→ Explore the material
(a) Answer these questions from the text on the Stryker cyberattack, one line each, marked (i), (ii), (iii):
(i) What kind of company is Stryker?
(ii) What name does the Iranian hacker group use for itself?
(iii) How many civilians did the Tomahawk missile kill at the girls' school in Iran?
(b) Write out the passage of the text on the Stryker cyberattack word for word, starting at "Since the United" and ending at "calls itself Handala.".

→ Excerpted text
Segment Open
Since the United States and Israel first unleashed a broad campaign of air strikes across Iran in late February, the cybersecurity industry has warned that the country’s retaliatory measures would include punishing, disruptive cyberattacks against Western targets. Late Tuesday night, the first of those attacks arrived in the US: a devastating breach of the medical technology firm Stryker that has reportedly disabled as many as tens of thousands of computers and paralyzed much of the company’s global operations—all carried out by an Iranian hacker group that calls itself Handala.

“We announce to the world that, in retaliation for the brutal attack on the Minab school and in response to ongoing cyber assaults against the infrastructure of the Axis of Resistance, our major cyber operation has been executed with complete success,” read a statement posted to Handala’s website, referencing both the American Tomahawk missile that killed at least 165 civilians at a girl’s school in Iran and numerous hacking operations that the US and Israel have carried out as part of the two countries’ assaults across Iran. “This is only the beginning of a new era of cyber warfare.”
Segment Closed
→ Data to examine
Segment Open
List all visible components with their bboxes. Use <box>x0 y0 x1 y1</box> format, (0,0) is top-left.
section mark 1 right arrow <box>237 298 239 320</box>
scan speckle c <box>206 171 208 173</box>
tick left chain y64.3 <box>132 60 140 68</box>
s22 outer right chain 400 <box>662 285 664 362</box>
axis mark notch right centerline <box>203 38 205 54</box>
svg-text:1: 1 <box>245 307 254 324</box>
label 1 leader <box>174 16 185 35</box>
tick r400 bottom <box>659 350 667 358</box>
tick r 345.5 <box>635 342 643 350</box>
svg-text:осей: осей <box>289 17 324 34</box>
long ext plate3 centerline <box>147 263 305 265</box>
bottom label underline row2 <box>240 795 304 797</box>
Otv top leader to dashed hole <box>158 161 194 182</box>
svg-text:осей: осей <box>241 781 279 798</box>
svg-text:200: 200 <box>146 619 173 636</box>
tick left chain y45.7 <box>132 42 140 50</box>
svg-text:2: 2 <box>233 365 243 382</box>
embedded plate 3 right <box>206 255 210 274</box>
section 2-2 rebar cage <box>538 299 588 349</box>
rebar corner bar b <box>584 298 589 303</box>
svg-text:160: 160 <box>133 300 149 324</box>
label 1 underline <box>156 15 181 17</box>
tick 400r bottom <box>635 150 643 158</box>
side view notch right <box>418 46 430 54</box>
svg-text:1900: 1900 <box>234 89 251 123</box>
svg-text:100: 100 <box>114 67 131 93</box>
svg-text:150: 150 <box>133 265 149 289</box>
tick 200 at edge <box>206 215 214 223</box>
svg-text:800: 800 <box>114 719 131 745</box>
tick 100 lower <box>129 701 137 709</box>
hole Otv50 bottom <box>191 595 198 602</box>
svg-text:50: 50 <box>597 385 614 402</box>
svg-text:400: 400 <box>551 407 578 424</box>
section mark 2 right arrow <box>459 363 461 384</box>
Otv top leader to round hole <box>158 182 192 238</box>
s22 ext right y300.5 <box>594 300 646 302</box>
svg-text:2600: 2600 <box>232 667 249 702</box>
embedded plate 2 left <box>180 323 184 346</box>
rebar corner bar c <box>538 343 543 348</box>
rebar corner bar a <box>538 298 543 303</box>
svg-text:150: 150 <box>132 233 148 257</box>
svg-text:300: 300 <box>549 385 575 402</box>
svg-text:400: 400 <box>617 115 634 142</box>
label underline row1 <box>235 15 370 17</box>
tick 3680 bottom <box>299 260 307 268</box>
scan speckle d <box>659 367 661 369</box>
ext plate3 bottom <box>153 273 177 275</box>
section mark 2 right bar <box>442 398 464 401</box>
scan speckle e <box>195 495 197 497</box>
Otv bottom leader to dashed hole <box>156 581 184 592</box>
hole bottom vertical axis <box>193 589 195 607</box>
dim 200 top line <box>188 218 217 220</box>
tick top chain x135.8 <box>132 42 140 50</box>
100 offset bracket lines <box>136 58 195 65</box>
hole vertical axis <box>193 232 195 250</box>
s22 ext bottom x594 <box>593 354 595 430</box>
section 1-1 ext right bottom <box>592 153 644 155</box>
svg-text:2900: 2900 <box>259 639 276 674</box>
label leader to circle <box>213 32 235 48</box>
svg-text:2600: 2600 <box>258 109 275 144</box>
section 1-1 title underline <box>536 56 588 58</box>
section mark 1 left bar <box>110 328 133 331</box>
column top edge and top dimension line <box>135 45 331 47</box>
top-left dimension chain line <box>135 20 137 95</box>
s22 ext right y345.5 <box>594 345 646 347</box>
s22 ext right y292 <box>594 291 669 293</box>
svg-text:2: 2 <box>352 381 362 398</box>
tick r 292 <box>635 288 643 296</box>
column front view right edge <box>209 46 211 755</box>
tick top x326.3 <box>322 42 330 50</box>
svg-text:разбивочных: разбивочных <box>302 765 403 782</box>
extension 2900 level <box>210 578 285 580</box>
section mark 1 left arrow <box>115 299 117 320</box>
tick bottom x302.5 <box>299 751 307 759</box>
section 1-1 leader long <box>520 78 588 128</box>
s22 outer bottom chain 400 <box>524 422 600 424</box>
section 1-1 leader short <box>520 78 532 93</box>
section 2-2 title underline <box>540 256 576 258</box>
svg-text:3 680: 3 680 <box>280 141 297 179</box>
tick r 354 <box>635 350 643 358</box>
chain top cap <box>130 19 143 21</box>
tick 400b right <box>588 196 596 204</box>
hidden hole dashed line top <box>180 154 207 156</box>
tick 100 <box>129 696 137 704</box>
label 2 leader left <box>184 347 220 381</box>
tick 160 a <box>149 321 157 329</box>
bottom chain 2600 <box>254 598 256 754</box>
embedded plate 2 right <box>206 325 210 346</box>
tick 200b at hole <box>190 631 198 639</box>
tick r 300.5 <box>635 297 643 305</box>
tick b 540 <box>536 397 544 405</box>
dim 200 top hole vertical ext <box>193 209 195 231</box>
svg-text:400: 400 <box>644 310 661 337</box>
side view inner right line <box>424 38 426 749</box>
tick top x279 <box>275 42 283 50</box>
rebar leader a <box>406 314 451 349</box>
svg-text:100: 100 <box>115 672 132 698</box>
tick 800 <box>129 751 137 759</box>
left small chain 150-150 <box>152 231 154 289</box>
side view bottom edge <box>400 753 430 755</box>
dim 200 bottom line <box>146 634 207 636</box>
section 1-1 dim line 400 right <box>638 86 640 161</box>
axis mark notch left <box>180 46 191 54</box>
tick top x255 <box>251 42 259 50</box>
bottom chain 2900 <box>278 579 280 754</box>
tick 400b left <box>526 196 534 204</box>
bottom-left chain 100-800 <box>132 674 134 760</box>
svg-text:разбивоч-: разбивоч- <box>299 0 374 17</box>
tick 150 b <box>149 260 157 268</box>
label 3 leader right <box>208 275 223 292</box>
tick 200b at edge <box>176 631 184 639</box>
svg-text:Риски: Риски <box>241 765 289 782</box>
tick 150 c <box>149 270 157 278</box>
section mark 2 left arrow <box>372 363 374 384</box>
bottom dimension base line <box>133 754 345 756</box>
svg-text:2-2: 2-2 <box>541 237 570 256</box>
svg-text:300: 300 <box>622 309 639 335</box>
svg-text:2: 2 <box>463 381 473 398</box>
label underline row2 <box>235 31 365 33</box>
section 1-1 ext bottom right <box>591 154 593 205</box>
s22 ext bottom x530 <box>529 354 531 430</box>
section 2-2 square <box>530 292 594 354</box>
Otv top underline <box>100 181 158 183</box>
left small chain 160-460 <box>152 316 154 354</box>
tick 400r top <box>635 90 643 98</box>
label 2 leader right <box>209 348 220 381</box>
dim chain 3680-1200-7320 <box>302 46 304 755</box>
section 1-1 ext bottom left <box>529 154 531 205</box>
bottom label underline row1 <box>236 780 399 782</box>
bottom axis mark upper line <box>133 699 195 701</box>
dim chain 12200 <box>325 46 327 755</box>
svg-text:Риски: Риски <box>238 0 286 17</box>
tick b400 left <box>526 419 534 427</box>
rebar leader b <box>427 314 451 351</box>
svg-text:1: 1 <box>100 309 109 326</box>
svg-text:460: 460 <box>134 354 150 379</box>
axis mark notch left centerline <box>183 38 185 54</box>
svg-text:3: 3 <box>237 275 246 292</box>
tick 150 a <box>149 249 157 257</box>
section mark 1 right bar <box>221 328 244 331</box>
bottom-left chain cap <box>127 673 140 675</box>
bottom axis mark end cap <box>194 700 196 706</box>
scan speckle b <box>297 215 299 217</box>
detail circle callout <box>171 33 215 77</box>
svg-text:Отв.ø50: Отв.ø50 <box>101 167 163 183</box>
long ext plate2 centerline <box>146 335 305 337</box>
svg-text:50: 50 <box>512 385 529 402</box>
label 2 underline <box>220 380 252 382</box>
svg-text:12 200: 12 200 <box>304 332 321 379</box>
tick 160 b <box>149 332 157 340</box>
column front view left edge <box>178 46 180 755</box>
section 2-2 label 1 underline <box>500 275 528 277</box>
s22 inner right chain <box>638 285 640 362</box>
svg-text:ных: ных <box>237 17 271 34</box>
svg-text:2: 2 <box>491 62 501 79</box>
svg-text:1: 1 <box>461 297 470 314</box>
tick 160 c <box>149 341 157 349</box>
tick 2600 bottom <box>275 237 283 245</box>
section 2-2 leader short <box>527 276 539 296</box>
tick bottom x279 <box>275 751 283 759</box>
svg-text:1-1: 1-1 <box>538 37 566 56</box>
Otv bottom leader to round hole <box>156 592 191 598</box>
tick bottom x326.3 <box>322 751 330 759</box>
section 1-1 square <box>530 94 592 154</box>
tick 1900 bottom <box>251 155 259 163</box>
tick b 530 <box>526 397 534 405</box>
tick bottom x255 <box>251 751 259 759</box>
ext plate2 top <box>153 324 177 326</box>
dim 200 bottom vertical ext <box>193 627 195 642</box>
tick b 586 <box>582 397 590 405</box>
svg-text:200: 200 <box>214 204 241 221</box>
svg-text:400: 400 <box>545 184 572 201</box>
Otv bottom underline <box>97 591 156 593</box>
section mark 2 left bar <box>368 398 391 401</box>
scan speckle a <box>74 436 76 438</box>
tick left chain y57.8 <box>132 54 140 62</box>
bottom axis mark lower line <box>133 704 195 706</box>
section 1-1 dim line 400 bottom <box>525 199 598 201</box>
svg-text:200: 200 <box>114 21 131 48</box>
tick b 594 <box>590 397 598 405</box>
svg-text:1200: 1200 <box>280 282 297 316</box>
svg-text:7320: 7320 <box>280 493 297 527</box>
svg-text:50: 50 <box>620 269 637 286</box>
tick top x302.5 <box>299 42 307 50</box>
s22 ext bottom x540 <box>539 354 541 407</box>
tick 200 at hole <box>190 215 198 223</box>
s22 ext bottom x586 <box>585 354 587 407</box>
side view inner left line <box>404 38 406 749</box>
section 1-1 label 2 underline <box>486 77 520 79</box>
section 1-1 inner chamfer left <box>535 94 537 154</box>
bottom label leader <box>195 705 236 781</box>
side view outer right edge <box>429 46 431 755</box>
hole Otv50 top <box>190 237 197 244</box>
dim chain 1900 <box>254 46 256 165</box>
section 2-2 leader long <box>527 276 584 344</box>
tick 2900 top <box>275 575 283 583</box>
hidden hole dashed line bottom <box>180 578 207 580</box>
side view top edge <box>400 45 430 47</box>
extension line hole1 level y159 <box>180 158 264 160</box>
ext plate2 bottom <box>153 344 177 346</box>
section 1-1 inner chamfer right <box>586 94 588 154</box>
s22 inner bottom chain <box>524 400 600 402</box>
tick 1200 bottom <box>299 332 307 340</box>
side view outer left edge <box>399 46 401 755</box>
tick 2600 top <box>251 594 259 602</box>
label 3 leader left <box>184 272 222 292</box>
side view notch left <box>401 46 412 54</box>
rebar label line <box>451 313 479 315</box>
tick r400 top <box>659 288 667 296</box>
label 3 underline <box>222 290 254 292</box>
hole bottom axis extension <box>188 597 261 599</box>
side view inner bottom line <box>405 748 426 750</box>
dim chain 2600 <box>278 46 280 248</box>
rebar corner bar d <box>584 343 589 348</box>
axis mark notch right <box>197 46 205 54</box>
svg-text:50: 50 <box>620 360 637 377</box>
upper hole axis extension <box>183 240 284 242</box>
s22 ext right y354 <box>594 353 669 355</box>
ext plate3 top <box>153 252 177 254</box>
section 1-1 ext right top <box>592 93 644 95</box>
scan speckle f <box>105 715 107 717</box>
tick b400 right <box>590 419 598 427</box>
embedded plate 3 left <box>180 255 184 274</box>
Segment Closed
→ Task results
(a)
(i) A medical technology firm.
(ii) Handala.
(iii) At least 165.

(b)
Since the United States and Israel first unleashed a broad campaign of air strikes across Iran in late February, the cybersecurity industry has warned that the country’s retaliatory measures would include punishing, disruptive cyberattacks against Western targets. Late Tuesday night, the first of those attacks arrived in the US: a devastating breach of the medical technology firm Stryker that has reportedly disabled as many as tens of thousands of computers and paralyzed much of the company’s global operations—all carried out by an Iranian hacker group that calls itself Handala.